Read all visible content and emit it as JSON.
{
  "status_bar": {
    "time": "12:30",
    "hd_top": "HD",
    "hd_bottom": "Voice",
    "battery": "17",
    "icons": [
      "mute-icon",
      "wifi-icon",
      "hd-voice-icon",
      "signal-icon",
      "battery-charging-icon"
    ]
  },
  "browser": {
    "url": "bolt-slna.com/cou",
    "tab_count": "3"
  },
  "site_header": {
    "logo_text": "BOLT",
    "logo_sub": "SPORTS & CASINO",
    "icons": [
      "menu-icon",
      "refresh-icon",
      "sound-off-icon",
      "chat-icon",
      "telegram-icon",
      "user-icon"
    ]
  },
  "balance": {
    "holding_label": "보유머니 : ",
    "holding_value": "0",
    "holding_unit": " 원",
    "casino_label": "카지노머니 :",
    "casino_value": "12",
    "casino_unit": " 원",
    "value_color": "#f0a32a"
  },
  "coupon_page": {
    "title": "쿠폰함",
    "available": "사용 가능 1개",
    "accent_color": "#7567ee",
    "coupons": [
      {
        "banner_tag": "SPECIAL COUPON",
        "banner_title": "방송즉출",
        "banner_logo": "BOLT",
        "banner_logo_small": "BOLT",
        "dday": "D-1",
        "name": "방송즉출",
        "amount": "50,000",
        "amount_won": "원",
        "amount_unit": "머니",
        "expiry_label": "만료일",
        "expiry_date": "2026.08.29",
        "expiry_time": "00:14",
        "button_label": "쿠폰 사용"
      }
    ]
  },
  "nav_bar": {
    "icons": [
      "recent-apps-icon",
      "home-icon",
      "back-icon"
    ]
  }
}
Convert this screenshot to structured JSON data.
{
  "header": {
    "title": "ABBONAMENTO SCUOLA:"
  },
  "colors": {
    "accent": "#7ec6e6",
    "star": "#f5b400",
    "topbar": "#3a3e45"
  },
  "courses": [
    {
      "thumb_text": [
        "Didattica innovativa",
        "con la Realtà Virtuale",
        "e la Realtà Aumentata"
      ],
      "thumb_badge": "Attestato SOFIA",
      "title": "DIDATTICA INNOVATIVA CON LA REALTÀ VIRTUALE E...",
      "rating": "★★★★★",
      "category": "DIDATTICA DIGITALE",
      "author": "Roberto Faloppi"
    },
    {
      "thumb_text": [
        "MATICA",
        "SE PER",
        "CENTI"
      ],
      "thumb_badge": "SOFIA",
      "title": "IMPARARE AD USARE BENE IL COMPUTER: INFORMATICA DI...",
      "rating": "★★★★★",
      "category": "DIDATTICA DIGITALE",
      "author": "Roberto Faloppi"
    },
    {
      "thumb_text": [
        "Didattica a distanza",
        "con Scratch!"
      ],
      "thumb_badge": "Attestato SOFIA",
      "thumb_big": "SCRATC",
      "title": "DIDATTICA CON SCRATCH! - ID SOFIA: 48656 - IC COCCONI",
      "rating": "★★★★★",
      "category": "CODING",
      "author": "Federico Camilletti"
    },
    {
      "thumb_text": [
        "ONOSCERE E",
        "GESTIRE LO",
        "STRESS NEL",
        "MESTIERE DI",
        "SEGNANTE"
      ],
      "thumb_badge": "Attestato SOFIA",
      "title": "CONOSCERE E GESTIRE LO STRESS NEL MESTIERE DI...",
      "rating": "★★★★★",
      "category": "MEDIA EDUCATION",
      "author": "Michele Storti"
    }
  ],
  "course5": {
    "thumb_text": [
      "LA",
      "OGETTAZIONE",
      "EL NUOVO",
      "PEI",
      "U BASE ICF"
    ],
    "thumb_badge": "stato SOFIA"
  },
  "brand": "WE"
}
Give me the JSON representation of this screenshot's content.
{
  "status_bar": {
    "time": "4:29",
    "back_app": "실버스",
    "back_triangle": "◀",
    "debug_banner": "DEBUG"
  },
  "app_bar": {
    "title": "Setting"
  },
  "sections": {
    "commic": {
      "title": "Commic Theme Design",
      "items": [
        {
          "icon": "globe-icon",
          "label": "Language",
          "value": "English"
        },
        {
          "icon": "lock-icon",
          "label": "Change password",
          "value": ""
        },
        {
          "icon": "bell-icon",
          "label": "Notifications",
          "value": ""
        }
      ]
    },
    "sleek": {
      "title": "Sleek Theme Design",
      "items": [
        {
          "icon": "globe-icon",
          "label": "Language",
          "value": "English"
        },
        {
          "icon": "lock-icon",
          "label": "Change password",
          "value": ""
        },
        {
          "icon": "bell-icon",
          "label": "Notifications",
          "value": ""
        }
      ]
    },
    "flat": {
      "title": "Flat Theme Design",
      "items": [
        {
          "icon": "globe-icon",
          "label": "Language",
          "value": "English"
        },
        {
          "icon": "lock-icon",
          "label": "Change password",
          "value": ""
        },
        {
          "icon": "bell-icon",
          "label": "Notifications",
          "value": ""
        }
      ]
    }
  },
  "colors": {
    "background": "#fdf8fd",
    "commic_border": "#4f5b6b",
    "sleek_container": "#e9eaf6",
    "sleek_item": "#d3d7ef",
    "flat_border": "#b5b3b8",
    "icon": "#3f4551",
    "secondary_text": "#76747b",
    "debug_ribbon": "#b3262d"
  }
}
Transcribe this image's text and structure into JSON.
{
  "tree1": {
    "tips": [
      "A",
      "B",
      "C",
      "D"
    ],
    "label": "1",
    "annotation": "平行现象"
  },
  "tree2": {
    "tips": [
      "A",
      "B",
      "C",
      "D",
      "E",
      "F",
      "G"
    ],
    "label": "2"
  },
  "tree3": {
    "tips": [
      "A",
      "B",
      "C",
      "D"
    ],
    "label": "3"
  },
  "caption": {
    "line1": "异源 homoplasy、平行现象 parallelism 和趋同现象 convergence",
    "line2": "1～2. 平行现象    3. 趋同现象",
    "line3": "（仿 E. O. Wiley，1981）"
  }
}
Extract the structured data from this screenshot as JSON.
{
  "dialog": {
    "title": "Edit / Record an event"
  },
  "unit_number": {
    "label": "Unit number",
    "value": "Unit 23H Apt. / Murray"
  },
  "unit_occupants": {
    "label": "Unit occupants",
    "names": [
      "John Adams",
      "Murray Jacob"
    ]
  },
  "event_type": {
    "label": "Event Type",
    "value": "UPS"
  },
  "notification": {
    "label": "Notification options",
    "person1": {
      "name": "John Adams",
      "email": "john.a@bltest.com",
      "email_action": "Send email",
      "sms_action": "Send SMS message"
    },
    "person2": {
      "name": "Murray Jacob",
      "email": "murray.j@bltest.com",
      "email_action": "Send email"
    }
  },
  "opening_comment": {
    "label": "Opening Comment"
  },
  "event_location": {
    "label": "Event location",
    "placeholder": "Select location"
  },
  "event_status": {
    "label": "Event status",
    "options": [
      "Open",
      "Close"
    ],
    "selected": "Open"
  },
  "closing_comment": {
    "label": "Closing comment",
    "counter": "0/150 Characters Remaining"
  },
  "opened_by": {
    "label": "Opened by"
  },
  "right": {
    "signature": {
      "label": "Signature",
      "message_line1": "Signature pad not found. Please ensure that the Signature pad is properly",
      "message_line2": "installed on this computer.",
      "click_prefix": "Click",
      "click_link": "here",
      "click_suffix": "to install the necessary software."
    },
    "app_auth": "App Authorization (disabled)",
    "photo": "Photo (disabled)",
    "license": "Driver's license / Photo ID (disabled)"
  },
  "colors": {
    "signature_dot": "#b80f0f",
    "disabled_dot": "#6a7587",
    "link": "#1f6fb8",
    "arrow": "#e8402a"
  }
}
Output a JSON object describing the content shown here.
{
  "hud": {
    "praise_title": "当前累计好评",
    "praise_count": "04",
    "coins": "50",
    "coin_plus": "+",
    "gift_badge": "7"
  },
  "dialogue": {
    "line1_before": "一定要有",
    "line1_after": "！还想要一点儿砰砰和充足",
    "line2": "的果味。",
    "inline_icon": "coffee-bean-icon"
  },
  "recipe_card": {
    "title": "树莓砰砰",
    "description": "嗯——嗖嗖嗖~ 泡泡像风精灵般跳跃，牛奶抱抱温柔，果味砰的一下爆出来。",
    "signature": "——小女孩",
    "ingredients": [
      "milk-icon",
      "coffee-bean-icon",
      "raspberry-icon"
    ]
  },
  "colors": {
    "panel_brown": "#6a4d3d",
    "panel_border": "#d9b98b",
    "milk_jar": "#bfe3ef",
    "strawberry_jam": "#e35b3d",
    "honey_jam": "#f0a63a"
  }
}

=-=-=

The request
Every line of the listing that holds "coffee" should be found and copied.

Task output
    "inline_icon": "coffee-bean-icon"
      "coffee-bean-icon",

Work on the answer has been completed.